To be done> Without including any pictures, write out the listing below exactly.

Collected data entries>
....
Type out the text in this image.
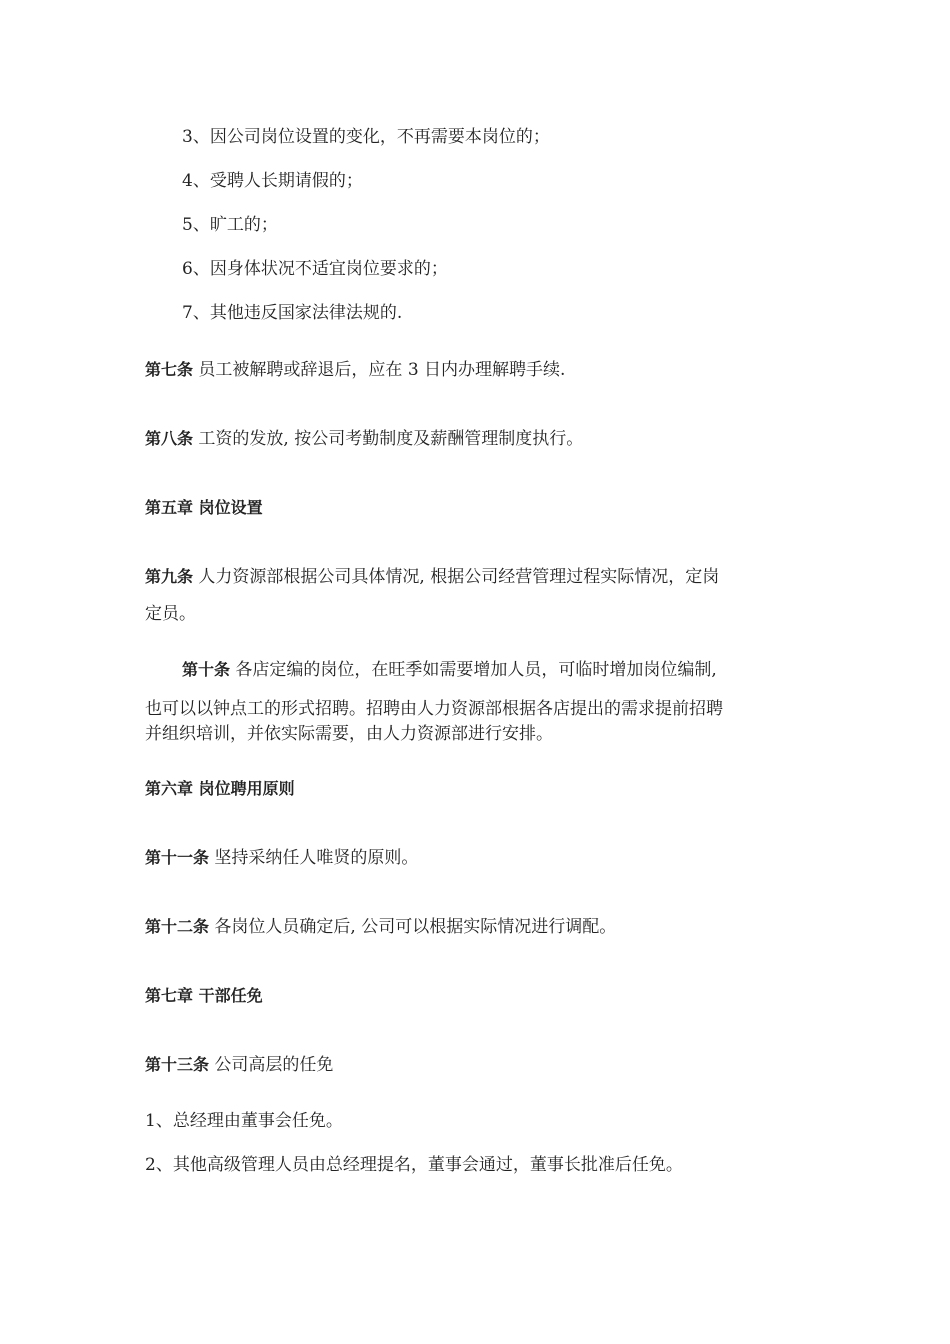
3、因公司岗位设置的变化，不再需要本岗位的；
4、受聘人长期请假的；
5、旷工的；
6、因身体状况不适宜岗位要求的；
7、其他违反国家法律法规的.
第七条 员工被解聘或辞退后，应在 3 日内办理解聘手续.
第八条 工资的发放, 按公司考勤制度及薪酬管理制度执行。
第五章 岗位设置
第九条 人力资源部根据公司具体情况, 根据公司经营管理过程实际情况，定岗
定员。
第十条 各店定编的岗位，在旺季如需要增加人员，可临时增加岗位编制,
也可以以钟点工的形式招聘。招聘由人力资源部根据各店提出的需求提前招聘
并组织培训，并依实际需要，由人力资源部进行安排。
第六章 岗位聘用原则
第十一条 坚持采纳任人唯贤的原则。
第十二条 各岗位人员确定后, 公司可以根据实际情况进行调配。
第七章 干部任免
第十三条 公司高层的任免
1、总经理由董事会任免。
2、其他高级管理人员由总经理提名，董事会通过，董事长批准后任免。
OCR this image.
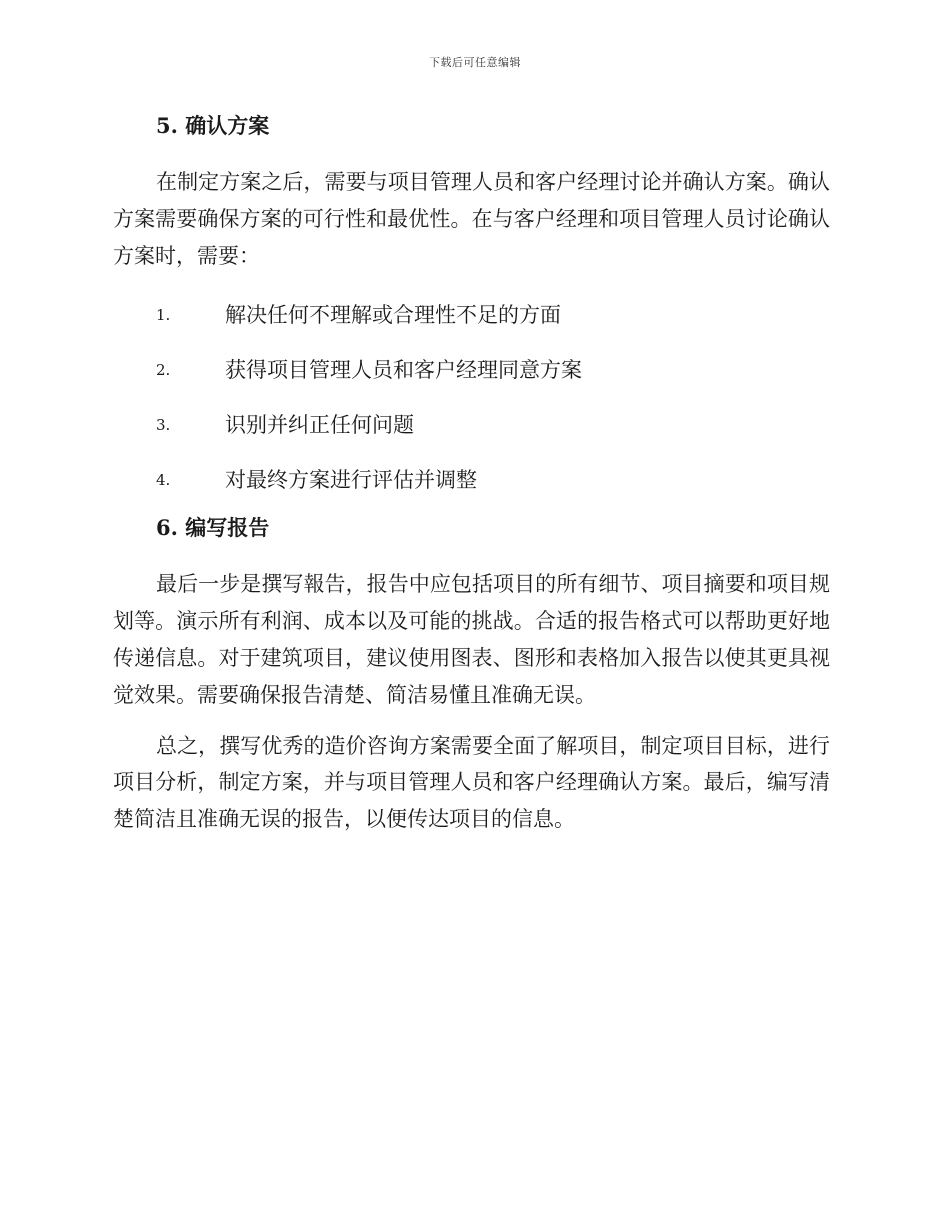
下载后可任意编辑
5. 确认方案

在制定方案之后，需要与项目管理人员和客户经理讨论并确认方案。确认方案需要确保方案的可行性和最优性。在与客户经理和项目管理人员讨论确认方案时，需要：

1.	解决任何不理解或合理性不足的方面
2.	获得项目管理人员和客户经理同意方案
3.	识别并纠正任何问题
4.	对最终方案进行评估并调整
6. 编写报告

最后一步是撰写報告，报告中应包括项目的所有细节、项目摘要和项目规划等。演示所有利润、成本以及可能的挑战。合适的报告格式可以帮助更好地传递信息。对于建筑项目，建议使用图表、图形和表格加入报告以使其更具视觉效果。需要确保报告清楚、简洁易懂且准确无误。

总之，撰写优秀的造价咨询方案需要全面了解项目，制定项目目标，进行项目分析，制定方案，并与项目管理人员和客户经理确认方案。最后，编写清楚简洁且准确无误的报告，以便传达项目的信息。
....
Output of the task>
Type out the text in this image.
3、因公司岗位设置的变化，不再需要本岗位的；
4、受聘人长期请假的；
5、旷工的；
6、因身体状况不适宜岗位要求的；
7、其他违反国家法律法规的.
第七条 员工被解聘或辞退后，应在 3 日内办理解聘手续.
第八条 工资的发放, 按公司考勤制度及薪酬管理制度执行。
第五章 岗位设置
第九条 人力资源部根据公司具体情况, 根据公司经营管理过程实际情况，定岗
定员。
第十条 各店定编的岗位，在旺季如需要增加人员，可临时增加岗位编制,
也可以以钟点工的形式招聘。招聘由人力资源部根据各店提出的需求提前招聘
并组织培训，并依实际需要，由人力资源部进行安排。
第六章 岗位聘用原则
第十一条 坚持采纳任人唯贤的原则。
第十二条 各岗位人员确定后, 公司可以根据实际情况进行调配。
第七章 干部任免
第十三条 公司高层的任免
1、总经理由董事会任免。
2、其他高级管理人员由总经理提名，董事会通过，董事长批准后任免。
OCR this image.
下载后可任意编辑
5. 确认方案

在制定方案之后，需要与项目管理人员和客户经理讨论并确认方案。确认方案需要确保方案的可行性和最优性。在与客户经理和项目管理人员讨论确认方案时，需要：

1.	解决任何不理解或合理性不足的方面
2.	获得项目管理人员和客户经理同意方案
3.	识别并纠正任何问题
4.	对最终方案进行评估并调整
6. 编写报告

最后一步是撰写報告，报告中应包括项目的所有细节、项目摘要和项目规划等。演示所有利润、成本以及可能的挑战。合适的报告格式可以帮助更好地传递信息。对于建筑项目，建议使用图表、图形和表格加入报告以使其更具视觉效果。需要确保报告清楚、简洁易懂且准确无误。

总之，撰写优秀的造价咨询方案需要全面了解项目，制定项目目标，进行项目分析，制定方案，并与项目管理人员和客户经理确认方案。最后，编写清楚简洁且准确无误的报告，以便传达项目的信息。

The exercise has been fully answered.